Do this
From the listing below, copy every line with the word "общем".

Records from a collection
_ _ _ _ _ _ _
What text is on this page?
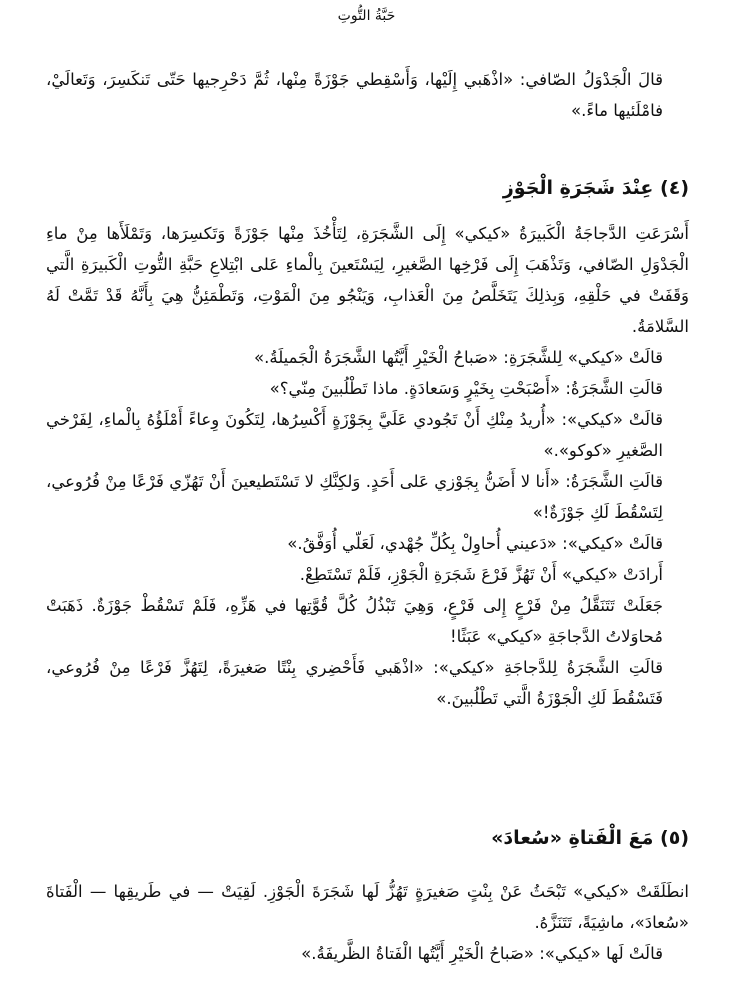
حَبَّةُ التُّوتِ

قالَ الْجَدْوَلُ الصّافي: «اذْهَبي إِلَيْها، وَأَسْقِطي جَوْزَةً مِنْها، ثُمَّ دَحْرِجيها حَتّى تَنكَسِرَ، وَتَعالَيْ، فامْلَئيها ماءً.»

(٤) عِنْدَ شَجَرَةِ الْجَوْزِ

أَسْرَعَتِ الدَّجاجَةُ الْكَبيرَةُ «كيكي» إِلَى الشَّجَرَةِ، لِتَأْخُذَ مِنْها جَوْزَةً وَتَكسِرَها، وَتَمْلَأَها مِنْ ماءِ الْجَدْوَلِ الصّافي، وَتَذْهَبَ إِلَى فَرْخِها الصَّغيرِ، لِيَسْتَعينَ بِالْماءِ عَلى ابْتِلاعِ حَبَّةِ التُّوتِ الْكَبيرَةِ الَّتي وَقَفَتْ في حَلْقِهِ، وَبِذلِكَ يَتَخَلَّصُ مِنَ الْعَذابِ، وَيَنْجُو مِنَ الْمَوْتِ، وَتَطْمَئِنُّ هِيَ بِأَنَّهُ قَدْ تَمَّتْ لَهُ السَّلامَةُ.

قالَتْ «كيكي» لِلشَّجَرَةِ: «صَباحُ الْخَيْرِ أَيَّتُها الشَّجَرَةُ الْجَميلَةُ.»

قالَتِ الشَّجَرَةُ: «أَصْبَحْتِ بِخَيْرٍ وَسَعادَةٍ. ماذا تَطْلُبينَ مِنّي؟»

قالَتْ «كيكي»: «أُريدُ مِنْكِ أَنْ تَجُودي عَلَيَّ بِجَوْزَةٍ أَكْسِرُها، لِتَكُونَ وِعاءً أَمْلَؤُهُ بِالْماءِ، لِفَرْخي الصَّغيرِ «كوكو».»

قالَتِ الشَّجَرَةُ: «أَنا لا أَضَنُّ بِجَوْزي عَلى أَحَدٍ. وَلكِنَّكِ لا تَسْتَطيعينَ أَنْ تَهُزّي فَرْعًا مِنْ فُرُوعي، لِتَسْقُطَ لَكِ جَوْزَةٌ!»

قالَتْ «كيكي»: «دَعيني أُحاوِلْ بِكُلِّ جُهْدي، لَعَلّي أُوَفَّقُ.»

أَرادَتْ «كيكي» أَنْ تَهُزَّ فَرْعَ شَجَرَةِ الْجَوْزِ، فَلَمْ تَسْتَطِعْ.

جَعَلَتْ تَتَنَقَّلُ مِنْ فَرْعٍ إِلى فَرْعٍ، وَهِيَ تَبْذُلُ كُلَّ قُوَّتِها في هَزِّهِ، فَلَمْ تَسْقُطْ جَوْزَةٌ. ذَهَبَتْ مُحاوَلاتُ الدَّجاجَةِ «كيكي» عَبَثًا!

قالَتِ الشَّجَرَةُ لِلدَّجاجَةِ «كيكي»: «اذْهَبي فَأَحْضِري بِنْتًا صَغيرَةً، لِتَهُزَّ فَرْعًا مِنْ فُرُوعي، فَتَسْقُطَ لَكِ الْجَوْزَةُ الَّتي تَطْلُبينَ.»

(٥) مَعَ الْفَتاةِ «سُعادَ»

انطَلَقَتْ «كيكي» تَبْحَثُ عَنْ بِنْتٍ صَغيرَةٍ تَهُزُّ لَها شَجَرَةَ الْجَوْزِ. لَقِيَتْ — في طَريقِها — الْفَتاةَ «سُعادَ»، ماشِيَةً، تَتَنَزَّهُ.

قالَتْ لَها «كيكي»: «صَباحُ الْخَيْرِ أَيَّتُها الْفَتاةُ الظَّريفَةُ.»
_ _ _ _ _ _ _
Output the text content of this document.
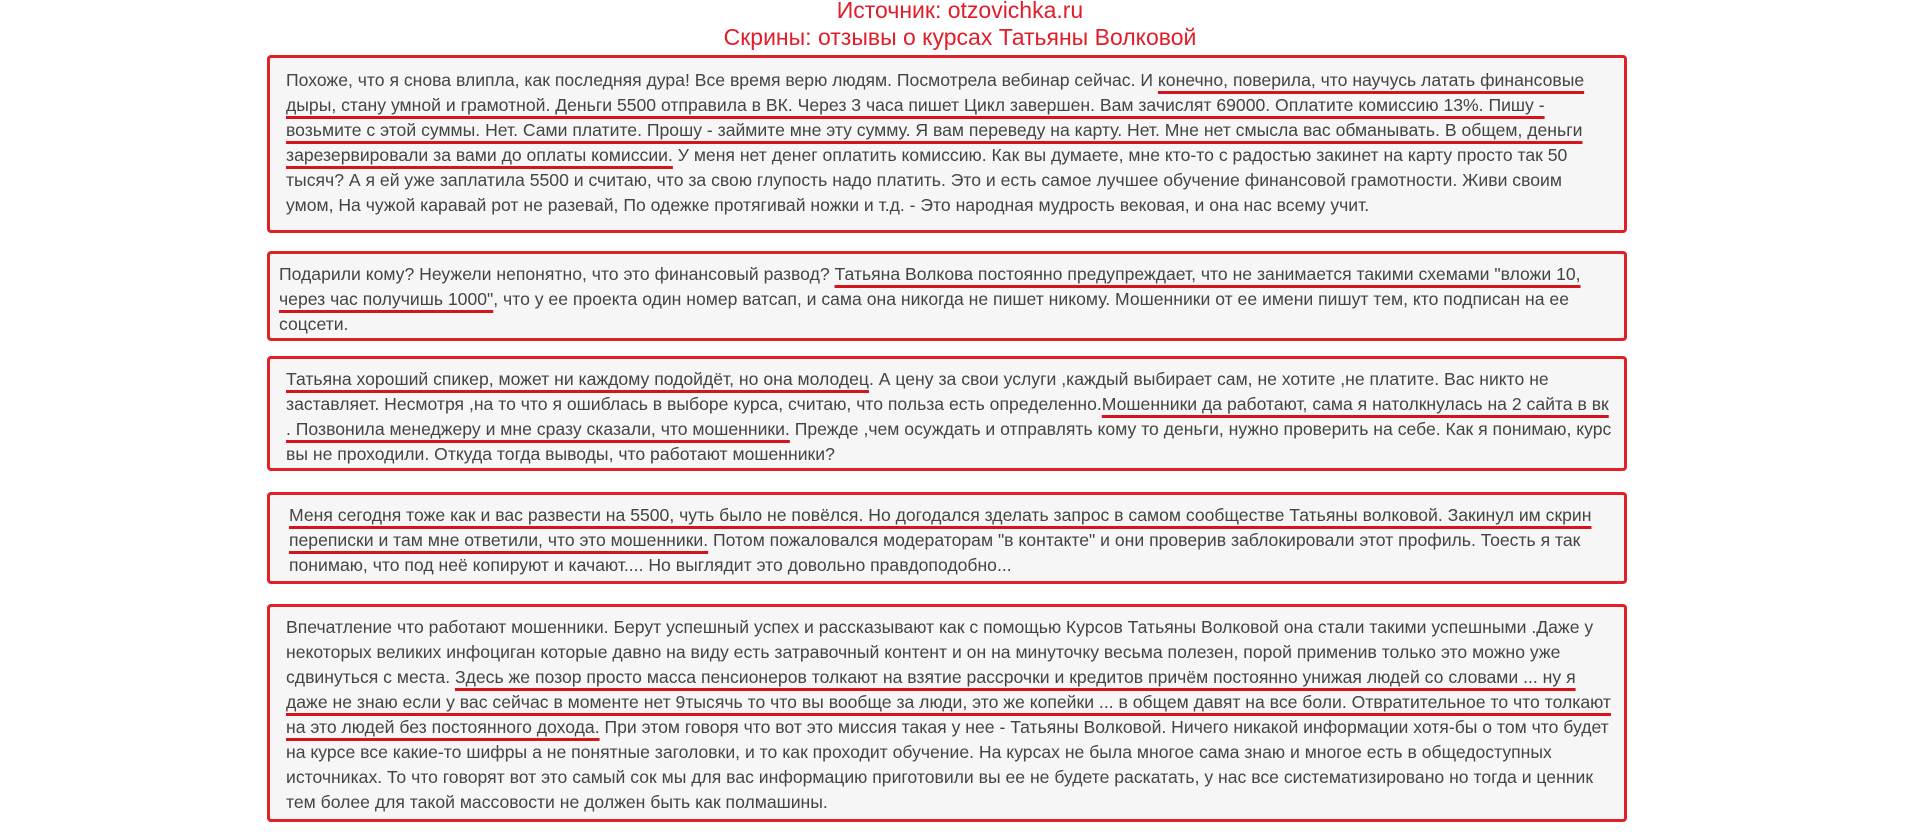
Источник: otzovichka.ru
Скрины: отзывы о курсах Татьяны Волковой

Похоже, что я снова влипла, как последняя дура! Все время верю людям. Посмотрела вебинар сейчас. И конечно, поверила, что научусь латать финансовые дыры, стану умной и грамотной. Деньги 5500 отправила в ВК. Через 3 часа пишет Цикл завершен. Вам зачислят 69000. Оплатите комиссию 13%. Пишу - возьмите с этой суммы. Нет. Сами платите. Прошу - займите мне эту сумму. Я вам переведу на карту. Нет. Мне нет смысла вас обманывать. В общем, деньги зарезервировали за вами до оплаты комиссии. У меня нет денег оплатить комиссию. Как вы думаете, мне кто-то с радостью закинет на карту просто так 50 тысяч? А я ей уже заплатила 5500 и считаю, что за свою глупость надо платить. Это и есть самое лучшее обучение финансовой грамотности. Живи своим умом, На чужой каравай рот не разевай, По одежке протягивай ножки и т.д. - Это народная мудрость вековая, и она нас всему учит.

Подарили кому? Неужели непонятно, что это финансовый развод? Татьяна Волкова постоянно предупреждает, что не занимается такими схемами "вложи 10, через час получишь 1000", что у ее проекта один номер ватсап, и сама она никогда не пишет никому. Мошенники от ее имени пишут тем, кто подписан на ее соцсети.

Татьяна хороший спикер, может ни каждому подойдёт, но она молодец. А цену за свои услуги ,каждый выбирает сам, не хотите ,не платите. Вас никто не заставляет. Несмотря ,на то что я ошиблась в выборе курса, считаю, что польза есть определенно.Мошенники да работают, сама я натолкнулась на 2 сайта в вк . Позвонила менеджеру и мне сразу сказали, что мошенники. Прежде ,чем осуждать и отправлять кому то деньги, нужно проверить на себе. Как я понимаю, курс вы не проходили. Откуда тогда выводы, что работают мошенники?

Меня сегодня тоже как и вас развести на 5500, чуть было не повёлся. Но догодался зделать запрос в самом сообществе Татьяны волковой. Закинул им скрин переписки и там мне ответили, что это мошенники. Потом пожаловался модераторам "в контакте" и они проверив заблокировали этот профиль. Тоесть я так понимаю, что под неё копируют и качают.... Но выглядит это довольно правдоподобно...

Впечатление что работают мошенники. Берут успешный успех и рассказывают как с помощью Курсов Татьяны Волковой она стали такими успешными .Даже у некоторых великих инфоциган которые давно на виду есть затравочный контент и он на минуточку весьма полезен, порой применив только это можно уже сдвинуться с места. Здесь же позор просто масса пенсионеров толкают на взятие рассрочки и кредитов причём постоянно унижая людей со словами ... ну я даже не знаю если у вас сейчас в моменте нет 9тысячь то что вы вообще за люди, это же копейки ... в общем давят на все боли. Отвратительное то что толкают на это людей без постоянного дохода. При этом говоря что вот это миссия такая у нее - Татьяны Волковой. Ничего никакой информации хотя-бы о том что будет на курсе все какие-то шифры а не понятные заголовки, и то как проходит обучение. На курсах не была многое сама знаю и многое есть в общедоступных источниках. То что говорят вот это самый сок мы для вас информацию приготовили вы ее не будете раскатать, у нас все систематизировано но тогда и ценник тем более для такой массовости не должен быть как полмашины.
_ _ _ _ _ _ _
Complete answer
Похоже, что я снова влипла, как последняя дура! Все время верю людям. Посмотрела вебинар сейчас. И конечно, поверила, что научусь латать финансовые дыры, стану умной и грамотной. Деньги 5500 отправила в ВК. Через 3 часа пишет Цикл завершен. Вам зачислят 69000. Оплатите комиссию 13%. Пишу - возьмите с этой суммы. Нет. Сами платите. Прошу - займите мне эту сумму. Я вам переведу на карту. Нет. Мне нет смысла вас обманывать. В общем, деньги зарезервировали за вами до оплаты комиссии. У меня нет денег оплатить комиссию. Как вы думаете, мне кто-то с радостью закинет на карту просто так 50 тысяч? А я ей уже заплатила 5500 и считаю, что за свою глупость надо платить. Это и есть самое лучшее обучение финансовой грамотности. Живи своим умом, На чужой каравай рот не разевай, По одежке протягивай ножки и т.д. - Это народная мудрость вековая, и она нас всему учит.
Впечатление что работают мошенники. Берут успешный успех и рассказывают как с помощью Курсов Татьяны Волковой она стали такими успешными .Даже у некоторых великих инфоциган которые давно на виду есть затравочный контент и он на минуточку весьма полезен, порой применив только это можно уже сдвинуться с места. Здесь же позор просто масса пенсионеров толкают на взятие рассрочки и кредитов причём постоянно унижая людей со словами ... ну я даже не знаю если у вас сейчас в моменте нет 9тысячь то что вы вообще за люди, это же копейки ... в общем давят на все боли. Отвратительное то что толкают на это людей без постоянного дохода. При этом говоря что вот это миссия такая у нее - Татьяны Волковой. Ничего никакой информации хотя-бы о том что будет на курсе все какие-то шифры а не понятные заголовки, и то как проходит обучение. На курсах не была многое сама знаю и многое есть в общедоступных источниках. То что говорят вот это самый сок мы для вас информацию приготовили вы ее не будете раскатать, у нас все систематизировано но тогда и ценник тем более для такой массовости не должен быть как полмашины.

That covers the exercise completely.